[A block of data]

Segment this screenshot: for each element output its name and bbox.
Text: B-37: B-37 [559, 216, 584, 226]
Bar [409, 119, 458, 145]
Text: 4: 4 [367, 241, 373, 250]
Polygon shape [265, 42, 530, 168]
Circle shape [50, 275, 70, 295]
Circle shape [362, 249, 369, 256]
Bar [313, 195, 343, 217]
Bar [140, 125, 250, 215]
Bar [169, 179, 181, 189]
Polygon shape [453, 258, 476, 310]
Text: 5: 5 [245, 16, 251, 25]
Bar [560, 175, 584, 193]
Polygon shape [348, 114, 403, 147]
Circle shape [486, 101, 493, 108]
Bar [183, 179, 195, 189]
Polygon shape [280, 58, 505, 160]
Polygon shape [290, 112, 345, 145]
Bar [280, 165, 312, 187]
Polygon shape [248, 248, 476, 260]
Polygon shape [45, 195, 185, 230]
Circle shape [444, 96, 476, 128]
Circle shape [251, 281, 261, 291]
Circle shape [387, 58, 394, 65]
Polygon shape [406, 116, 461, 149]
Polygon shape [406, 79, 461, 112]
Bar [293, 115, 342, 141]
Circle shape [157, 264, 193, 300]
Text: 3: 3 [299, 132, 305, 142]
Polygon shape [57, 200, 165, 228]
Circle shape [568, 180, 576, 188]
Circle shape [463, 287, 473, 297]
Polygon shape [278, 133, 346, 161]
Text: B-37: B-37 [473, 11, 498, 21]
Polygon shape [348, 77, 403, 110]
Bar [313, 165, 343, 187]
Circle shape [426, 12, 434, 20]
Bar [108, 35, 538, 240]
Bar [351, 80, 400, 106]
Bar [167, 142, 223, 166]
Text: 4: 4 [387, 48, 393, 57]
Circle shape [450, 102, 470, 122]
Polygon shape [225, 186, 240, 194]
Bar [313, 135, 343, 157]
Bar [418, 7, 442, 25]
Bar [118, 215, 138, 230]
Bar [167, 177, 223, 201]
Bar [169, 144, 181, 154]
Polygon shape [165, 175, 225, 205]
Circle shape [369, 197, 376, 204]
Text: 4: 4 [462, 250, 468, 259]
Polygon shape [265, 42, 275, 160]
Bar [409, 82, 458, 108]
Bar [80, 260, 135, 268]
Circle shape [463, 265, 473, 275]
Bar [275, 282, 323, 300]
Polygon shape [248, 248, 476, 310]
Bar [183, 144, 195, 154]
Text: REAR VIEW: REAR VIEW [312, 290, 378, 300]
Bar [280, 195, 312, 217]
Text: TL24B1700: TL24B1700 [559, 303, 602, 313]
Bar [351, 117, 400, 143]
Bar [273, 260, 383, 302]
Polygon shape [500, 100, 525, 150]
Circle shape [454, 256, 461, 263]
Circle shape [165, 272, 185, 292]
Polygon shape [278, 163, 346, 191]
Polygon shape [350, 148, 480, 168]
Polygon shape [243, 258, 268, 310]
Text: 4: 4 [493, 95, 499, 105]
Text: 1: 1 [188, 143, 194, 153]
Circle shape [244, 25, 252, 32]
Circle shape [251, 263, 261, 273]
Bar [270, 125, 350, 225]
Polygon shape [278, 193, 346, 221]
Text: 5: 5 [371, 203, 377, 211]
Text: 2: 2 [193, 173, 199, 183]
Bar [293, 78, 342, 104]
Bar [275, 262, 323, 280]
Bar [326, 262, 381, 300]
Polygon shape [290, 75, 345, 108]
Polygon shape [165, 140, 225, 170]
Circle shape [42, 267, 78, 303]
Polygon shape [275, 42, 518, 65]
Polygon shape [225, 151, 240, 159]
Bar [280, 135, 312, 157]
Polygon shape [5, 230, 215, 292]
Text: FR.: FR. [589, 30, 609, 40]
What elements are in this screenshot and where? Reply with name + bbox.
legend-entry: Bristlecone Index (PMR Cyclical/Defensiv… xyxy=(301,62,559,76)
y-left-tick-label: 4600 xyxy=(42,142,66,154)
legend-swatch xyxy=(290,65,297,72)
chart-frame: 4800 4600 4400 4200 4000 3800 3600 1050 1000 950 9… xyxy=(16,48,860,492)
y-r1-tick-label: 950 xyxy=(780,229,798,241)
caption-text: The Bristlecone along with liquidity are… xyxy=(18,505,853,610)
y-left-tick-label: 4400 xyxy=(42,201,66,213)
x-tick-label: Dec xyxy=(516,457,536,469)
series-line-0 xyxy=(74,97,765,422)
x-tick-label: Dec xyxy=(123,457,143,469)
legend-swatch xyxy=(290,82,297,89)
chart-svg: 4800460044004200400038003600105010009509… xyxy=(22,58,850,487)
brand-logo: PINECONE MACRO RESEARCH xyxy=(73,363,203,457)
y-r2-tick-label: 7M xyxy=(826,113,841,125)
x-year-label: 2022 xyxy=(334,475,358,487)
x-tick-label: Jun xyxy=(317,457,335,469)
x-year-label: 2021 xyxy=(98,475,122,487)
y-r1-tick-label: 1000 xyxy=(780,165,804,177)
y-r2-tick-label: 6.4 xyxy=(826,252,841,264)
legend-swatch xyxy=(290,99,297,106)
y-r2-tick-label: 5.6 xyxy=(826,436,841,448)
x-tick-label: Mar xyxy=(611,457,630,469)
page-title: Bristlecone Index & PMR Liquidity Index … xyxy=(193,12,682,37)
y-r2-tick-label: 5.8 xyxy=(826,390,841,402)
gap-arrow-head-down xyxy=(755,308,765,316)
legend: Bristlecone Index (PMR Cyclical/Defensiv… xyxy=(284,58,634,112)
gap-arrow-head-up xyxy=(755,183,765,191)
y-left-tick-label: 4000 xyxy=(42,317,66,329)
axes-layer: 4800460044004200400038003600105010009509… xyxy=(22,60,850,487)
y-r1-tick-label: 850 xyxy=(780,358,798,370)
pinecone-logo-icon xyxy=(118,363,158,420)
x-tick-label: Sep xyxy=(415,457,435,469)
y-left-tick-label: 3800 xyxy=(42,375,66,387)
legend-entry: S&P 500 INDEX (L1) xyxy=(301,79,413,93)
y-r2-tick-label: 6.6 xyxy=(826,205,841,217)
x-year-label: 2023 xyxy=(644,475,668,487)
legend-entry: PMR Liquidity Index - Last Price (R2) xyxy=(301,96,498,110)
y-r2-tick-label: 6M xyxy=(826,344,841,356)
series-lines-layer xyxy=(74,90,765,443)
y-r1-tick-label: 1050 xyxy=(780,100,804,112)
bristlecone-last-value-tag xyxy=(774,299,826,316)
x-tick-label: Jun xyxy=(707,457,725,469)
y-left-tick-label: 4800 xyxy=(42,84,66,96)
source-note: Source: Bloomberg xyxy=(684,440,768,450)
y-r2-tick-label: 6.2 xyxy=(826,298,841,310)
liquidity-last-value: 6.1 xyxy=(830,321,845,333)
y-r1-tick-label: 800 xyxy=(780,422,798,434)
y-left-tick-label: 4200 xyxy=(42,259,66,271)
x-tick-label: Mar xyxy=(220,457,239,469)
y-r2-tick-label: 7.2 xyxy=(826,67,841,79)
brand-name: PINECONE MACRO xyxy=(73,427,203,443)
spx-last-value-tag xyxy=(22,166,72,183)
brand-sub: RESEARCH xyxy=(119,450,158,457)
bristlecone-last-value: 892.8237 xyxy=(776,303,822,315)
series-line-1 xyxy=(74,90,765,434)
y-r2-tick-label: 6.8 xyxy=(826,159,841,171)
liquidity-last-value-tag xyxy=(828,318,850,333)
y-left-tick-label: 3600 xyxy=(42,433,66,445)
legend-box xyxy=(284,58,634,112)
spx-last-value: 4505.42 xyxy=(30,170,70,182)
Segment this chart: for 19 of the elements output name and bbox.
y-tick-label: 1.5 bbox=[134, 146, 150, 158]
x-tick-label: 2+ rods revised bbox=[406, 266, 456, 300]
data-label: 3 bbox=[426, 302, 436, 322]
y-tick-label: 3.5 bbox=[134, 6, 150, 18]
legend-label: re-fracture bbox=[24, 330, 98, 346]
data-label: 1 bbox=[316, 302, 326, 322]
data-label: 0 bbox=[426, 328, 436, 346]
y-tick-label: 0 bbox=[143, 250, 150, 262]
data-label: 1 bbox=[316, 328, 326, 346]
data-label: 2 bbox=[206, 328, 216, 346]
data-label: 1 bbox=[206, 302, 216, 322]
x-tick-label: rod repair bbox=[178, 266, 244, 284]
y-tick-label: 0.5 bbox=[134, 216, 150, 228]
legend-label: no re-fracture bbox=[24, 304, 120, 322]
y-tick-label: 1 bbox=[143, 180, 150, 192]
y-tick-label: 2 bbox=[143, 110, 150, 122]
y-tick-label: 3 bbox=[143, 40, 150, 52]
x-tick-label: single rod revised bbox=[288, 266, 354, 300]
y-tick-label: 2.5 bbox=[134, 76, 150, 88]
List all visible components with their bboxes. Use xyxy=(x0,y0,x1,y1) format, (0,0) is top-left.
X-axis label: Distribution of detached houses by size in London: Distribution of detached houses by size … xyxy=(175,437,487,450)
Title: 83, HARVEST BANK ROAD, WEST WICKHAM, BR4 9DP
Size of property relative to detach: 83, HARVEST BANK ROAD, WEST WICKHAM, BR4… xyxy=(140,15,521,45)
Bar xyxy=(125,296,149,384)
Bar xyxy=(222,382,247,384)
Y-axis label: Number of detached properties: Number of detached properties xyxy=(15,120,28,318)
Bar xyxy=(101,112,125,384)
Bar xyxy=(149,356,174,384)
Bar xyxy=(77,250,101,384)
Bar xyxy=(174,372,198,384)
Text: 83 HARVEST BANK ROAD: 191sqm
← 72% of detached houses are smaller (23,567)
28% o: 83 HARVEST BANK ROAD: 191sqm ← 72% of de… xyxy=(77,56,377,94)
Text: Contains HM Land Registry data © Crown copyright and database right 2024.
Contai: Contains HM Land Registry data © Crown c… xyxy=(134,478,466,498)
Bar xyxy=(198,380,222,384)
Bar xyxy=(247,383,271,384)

Written request:
Reproduce the entries above word for word, starting from the very first line and ending with the line containing "Bar [169, 144, 181, 154]", including that line.

Response to this task:
Segment this screenshot: for each element output its name and bbox.
Text: B-37: B-37 [559, 216, 584, 226]
Bar [409, 119, 458, 145]
Text: 4: 4 [367, 241, 373, 250]
Polygon shape [265, 42, 530, 168]
Circle shape [50, 275, 70, 295]
Circle shape [362, 249, 369, 256]
Bar [313, 195, 343, 217]
Bar [140, 125, 250, 215]
Bar [169, 179, 181, 189]
Polygon shape [453, 258, 476, 310]
Text: 5: 5 [245, 16, 251, 25]
Bar [560, 175, 584, 193]
Polygon shape [348, 114, 403, 147]
Circle shape [486, 101, 493, 108]
Bar [183, 179, 195, 189]
Polygon shape [280, 58, 505, 160]
Polygon shape [290, 112, 345, 145]
Bar [280, 165, 312, 187]
Polygon shape [248, 248, 476, 260]
Polygon shape [45, 195, 185, 230]
Circle shape [444, 96, 476, 128]
Circle shape [251, 281, 261, 291]
Circle shape [387, 58, 394, 65]
Polygon shape [406, 116, 461, 149]
Polygon shape [406, 79, 461, 112]
Bar [293, 115, 342, 141]
Circle shape [157, 264, 193, 300]
Text: 3: 3 [299, 132, 305, 142]
Polygon shape [57, 200, 165, 228]
Circle shape [568, 180, 576, 188]
Circle shape [463, 287, 473, 297]
Polygon shape [278, 133, 346, 161]
Text: B-37: B-37 [473, 11, 498, 21]
Polygon shape [348, 77, 403, 110]
Bar [313, 165, 343, 187]
Circle shape [426, 12, 434, 20]
Bar [108, 35, 538, 240]
Bar [351, 80, 400, 106]
Bar [167, 142, 223, 166]
Text: 4: 4 [387, 48, 393, 57]
Circle shape [450, 102, 470, 122]
Polygon shape [225, 186, 240, 194]
Bar [313, 135, 343, 157]
Bar [418, 7, 442, 25]
Bar [118, 215, 138, 230]
Bar [167, 177, 223, 201]
Bar [169, 144, 181, 154]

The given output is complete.